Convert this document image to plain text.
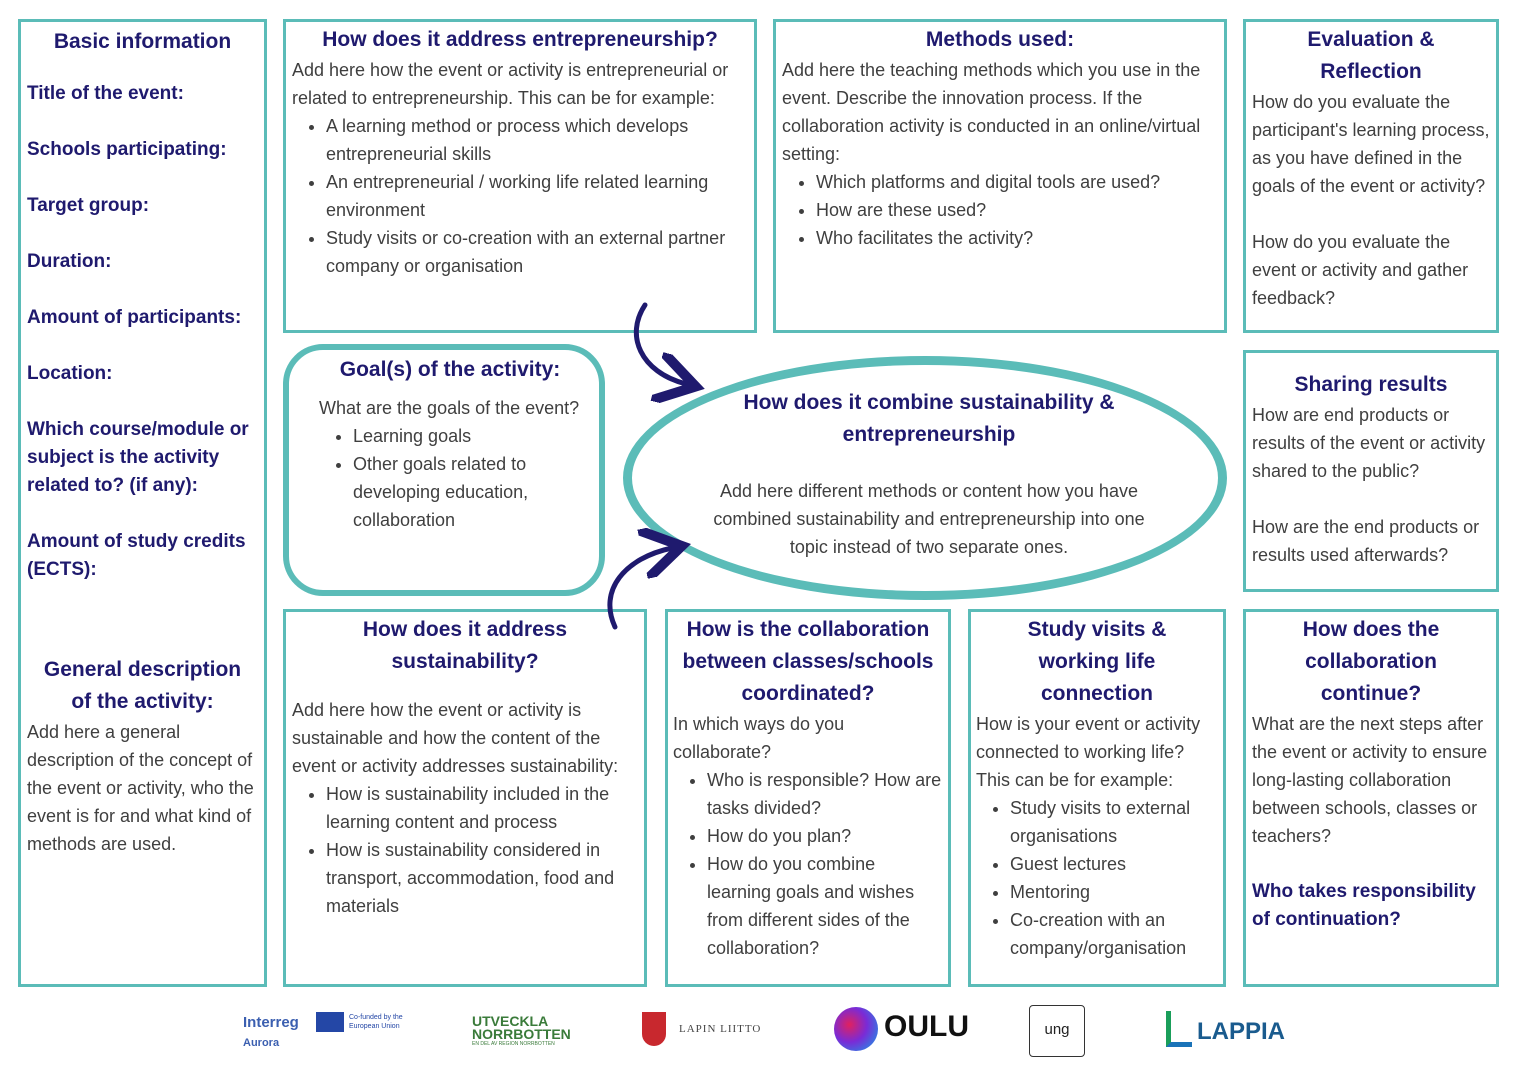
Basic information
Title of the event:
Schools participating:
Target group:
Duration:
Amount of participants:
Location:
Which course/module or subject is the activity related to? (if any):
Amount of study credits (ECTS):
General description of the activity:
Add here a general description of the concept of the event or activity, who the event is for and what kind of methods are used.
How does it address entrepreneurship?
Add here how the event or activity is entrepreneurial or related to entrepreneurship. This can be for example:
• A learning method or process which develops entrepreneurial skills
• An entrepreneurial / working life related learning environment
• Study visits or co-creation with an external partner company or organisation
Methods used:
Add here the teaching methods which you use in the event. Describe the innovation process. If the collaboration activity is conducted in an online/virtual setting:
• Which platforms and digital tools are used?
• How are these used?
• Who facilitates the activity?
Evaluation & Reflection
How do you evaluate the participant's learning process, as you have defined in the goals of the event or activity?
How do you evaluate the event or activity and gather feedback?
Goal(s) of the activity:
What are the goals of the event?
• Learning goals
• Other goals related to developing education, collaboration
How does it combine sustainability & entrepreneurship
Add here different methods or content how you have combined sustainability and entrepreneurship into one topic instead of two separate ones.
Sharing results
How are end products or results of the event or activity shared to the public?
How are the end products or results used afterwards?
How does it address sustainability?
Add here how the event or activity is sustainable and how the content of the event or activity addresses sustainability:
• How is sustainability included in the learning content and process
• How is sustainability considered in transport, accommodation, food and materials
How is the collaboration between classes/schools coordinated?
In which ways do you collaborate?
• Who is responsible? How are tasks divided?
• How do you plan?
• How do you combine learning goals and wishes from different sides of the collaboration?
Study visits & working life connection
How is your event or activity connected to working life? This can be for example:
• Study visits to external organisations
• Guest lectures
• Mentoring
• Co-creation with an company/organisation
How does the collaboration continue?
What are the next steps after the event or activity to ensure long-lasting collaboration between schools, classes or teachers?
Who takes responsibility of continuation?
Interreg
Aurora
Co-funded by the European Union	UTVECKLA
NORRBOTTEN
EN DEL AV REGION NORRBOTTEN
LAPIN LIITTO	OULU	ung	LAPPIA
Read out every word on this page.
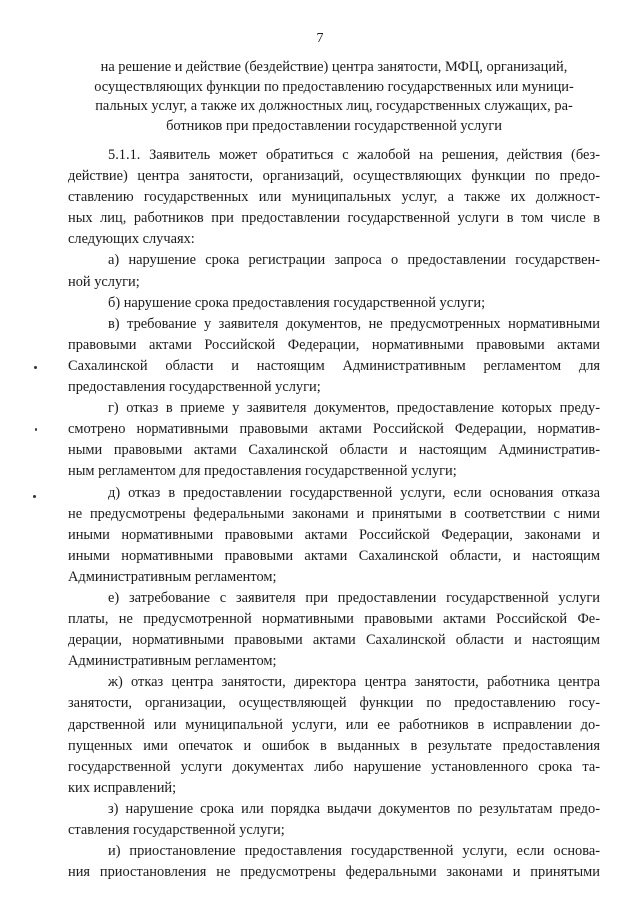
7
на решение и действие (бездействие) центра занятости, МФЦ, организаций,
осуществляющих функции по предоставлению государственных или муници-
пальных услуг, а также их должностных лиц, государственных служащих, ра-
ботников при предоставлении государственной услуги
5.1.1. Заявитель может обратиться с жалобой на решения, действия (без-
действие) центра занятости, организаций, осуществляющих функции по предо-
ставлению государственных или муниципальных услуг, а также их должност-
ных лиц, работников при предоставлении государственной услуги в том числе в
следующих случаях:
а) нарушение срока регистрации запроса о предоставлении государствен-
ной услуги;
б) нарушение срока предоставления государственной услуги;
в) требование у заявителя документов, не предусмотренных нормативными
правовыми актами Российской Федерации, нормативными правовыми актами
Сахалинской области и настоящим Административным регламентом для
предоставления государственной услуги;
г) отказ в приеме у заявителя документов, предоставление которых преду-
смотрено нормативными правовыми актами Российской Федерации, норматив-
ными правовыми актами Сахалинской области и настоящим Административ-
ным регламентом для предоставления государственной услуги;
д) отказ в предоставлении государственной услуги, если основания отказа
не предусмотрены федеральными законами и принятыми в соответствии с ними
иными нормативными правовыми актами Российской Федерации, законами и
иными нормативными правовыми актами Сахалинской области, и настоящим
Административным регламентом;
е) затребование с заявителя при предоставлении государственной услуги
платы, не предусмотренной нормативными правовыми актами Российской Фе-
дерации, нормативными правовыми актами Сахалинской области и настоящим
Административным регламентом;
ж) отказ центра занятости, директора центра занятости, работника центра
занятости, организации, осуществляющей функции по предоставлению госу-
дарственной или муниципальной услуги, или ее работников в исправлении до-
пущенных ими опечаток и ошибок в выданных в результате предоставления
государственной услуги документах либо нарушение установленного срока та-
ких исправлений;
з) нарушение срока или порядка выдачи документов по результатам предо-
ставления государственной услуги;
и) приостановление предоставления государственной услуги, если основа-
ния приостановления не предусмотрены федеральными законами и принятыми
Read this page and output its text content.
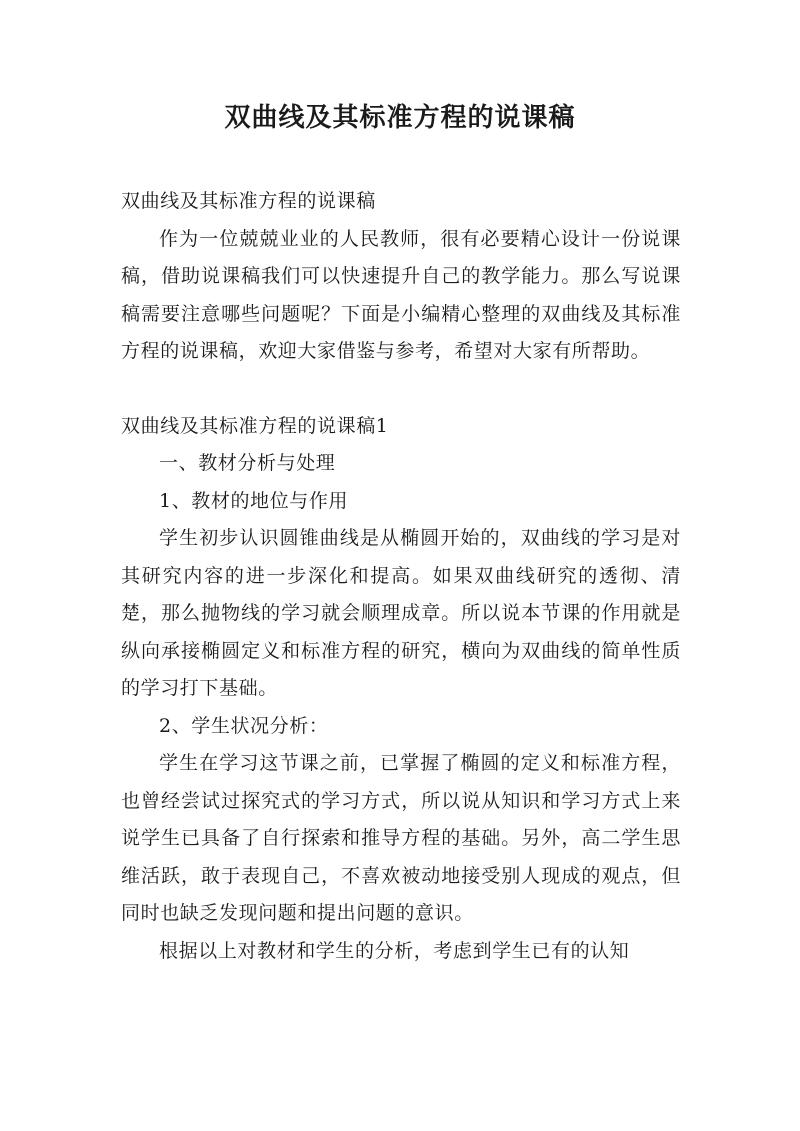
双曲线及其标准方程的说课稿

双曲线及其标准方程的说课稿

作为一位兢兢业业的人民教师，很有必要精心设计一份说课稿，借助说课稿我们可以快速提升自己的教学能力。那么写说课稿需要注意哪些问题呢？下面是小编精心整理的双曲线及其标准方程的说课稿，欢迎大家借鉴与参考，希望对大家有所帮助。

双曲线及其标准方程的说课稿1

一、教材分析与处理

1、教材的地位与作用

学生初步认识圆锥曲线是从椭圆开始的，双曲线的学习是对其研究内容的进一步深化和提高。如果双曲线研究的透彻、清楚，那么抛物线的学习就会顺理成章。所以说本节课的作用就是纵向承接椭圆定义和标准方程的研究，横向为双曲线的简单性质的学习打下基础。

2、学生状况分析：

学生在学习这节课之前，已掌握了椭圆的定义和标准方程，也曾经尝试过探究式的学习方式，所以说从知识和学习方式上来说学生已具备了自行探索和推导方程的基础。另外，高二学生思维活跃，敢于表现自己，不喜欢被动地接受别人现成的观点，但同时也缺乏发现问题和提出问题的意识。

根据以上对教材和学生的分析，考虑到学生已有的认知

> _What the task asks_
Transcribe the records above verbatim. Do not carry over any picture.

> _Solved exercise_
Convert this document image to plain text.
Basic information
Title of the event:
Schools participating:
Target group:
Duration:
Amount of participants:
Location:
Which course/module or subject is the activity related to? (if any):
Amount of study credits (ECTS):
General description of the activity:
Add here a general description of the concept of the event or activity, who the event is for and what kind of methods are used.
How does it address entrepreneurship?
Add here how the event or activity is entrepreneurial or related to entrepreneurship. This can be for example:
• A learning method or process which develops entrepreneurial skills
• An entrepreneurial / working life related learning environment
• Study visits or co-creation with an external partner company or organisation
Methods used:
Add here the teaching methods which you use in the event. Describe the innovation process. If the collaboration activity is conducted in an online/virtual setting:
• Which platforms and digital tools are used?
• How are these used?
• Who facilitates the activity?
Evaluation & Reflection
How do you evaluate the participant's learning process, as you have defined in the goals of the event or activity?
How do you evaluate the event or activity and gather feedback?
Goal(s) of the activity:
What are the goals of the event?
• Learning goals
• Other goals related to developing education, collaboration
How does it combine sustainability & entrepreneurship
Add here different methods or content how you have combined sustainability and entrepreneurship into one topic instead of two separate ones.
Sharing results
How are end products or results of the event or activity shared to the public?
How are the end products or results used afterwards?
How does it address sustainability?
Add here how the event or activity is sustainable and how the content of the event or activity addresses sustainability:
• How is sustainability included in the learning content and process
• How is sustainability considered in transport, accommodation, food and materials
How is the collaboration between classes/schools coordinated?
In which ways do you collaborate?
• Who is responsible? How are tasks divided?
• How do you plan?
• How do you combine learning goals and wishes from different sides of the collaboration?
Study visits & working life connection
How is your event or activity connected to working life? This can be for example:
• Study visits to external organisations
• Guest lectures
• Mentoring
• Co-creation with an company/organisation
How does the collaboration continue?
What are the next steps after the event or activity to ensure long-lasting collaboration between schools, classes or teachers?
Who takes responsibility of continuation?
Interreg
Aurora
Co-funded by the European Union	UTVECKLA
NORRBOTTEN
EN DEL AV REGION NORRBOTTEN
LAPIN LIITTO	OULU	ung	LAPPIA
Read out every word on this page.
7
на решение и действие (бездействие) центра занятости, МФЦ, организаций,
осуществляющих функции по предоставлению государственных или муници-
пальных услуг, а также их должностных лиц, государственных служащих, ра-
ботников при предоставлении государственной услуги
5.1.1. Заявитель может обратиться с жалобой на решения, действия (без-
действие) центра занятости, организаций, осуществляющих функции по предо-
ставлению государственных или муниципальных услуг, а также их должност-
ных лиц, работников при предоставлении государственной услуги в том числе в
следующих случаях:
а) нарушение срока регистрации запроса о предоставлении государствен-
ной услуги;
б) нарушение срока предоставления государственной услуги;
в) требование у заявителя документов, не предусмотренных нормативными
правовыми актами Российской Федерации, нормативными правовыми актами
Сахалинской области и настоящим Административным регламентом для
предоставления государственной услуги;
г) отказ в приеме у заявителя документов, предоставление которых преду-
смотрено нормативными правовыми актами Российской Федерации, норматив-
ными правовыми актами Сахалинской области и настоящим Административ-
ным регламентом для предоставления государственной услуги;
д) отказ в предоставлении государственной услуги, если основания отказа
не предусмотрены федеральными законами и принятыми в соответствии с ними
иными нормативными правовыми актами Российской Федерации, законами и
иными нормативными правовыми актами Сахалинской области, и настоящим
Административным регламентом;
е) затребование с заявителя при предоставлении государственной услуги
платы, не предусмотренной нормативными правовыми актами Российской Фе-
дерации, нормативными правовыми актами Сахалинской области и настоящим
Административным регламентом;
ж) отказ центра занятости, директора центра занятости, работника центра
занятости, организации, осуществляющей функции по предоставлению госу-
дарственной или муниципальной услуги, или ее работников в исправлении до-
пущенных ими опечаток и ошибок в выданных в результате предоставления
государственной услуги документах либо нарушение установленного срока та-
ких исправлений;
з) нарушение срока или порядка выдачи документов по результатам предо-
ставления государственной услуги;
и) приостановление предоставления государственной услуги, если основа-
ния приостановления не предусмотрены федеральными законами и принятыми
Read this page and output its text content.
双曲线及其标准方程的说课稿

双曲线及其标准方程的说课稿

作为一位兢兢业业的人民教师，很有必要精心设计一份说课稿，借助说课稿我们可以快速提升自己的教学能力。那么写说课稿需要注意哪些问题呢？下面是小编精心整理的双曲线及其标准方程的说课稿，欢迎大家借鉴与参考，希望对大家有所帮助。

双曲线及其标准方程的说课稿1

一、教材分析与处理

1、教材的地位与作用

学生初步认识圆锥曲线是从椭圆开始的，双曲线的学习是对其研究内容的进一步深化和提高。如果双曲线研究的透彻、清楚，那么抛物线的学习就会顺理成章。所以说本节课的作用就是纵向承接椭圆定义和标准方程的研究，横向为双曲线的简单性质的学习打下基础。

2、学生状况分析：

学生在学习这节课之前，已掌握了椭圆的定义和标准方程，也曾经尝试过探究式的学习方式，所以说从知识和学习方式上来说学生已具备了自行探索和推导方程的基础。另外，高二学生思维活跃，敢于表现自己，不喜欢被动地接受别人现成的观点，但同时也缺乏发现问题和提出问题的意识。

根据以上对教材和学生的分析，考虑到学生已有的认知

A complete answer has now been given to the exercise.